▶ **Figure record listings**:
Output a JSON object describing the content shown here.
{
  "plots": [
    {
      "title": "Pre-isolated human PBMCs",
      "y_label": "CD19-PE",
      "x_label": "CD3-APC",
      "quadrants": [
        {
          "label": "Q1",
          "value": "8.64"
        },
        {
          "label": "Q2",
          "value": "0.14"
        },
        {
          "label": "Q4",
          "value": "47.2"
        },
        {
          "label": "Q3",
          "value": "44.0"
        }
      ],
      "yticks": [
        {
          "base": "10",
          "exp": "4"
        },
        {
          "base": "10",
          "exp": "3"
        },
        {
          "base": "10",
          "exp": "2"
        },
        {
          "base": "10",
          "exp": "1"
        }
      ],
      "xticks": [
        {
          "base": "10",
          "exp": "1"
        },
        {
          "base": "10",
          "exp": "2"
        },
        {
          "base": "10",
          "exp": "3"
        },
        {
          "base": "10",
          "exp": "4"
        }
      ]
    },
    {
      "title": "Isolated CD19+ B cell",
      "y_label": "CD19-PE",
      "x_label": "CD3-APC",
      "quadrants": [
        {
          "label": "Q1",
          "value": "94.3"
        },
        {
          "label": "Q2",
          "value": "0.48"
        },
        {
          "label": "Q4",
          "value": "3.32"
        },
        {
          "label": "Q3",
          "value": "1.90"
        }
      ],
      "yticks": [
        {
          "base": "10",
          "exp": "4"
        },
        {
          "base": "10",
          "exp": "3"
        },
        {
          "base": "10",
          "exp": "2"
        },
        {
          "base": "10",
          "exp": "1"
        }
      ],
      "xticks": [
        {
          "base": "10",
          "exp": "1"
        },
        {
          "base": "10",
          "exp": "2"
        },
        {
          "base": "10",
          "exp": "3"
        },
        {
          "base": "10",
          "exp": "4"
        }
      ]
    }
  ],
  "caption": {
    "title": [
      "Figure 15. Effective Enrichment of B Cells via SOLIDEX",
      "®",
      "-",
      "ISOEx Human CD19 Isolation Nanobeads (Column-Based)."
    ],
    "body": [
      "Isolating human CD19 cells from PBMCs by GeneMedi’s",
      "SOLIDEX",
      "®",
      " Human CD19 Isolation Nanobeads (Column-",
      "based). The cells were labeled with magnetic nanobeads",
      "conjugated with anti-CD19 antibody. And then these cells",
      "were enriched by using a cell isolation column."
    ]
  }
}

▶ **What the exercise asks**: Without leaving anything out, repeat every entry shown above.

▶ **Solution**:
Output a JSON object describing the content shown here.
{
  "plots": [
    {
      "title": "Pre-isolated human PBMCs",
      "y_label": "CD19-PE",
      "x_label": "CD3-APC",
      "quadrants": [
        {
          "label": "Q1",
          "value": "8.64"
        },
        {
          "label": "Q2",
          "value": "0.14"
        },
        {
          "label": "Q4",
          "value": "47.2"
        },
        {
          "label": "Q3",
          "value": "44.0"
        }
      ],
      "yticks": [
        {
          "base": "10",
          "exp": "4"
        },
        {
          "base": "10",
          "exp": "3"
        },
        {
          "base": "10",
          "exp": "2"
        },
        {
          "base": "10",
          "exp": "1"
        }
      ],
      "xticks": [
        {
          "base": "10",
          "exp": "1"
        },
        {
          "base": "10",
          "exp": "2"
        },
        {
          "base": "10",
          "exp": "3"
        },
        {
          "base": "10",
          "exp": "4"
        }
      ]
    },
    {
      "title": "Isolated CD19+ B cell",
      "y_label": "CD19-PE",
      "x_label": "CD3-APC",
      "quadrants": [
        {
          "label": "Q1",
          "value": "94.3"
        },
        {
          "label": "Q2",
          "value": "0.48"
        },
        {
          "label": "Q4",
          "value": "3.32"
        },
        {
          "label": "Q3",
          "value": "1.90"
        }
      ],
      "yticks": [
        {
          "base": "10",
          "exp": "4"
        },
        {
          "base": "10",
          "exp": "3"
        },
        {
          "base": "10",
          "exp": "2"
        },
        {
          "base": "10",
          "exp": "1"
        }
      ],
      "xticks": [
        {
          "base": "10",
          "exp": "1"
        },
        {
          "base": "10",
          "exp": "2"
        },
        {
          "base": "10",
          "exp": "3"
        },
        {
          "base": "10",
          "exp": "4"
        }
      ]
    }
  ],
  "caption": {
    "title": [
      "Figure 15. Effective Enrichment of B Cells via SOLIDEX",
      "®",
      "-",
      "ISOEx Human CD19 Isolation Nanobeads (Column-Based)."
    ],
    "body": [
      "Isolating human CD19 cells from PBMCs by GeneMedi’s",
      "SOLIDEX",
      "®",
      " Human CD19 Isolation Nanobeads (Column-",
      "based). The cells were labeled with magnetic nanobeads",
      "conjugated with anti-CD19 antibody. And then these cells",
      "were enriched by using a cell isolation column."
    ]
  }
}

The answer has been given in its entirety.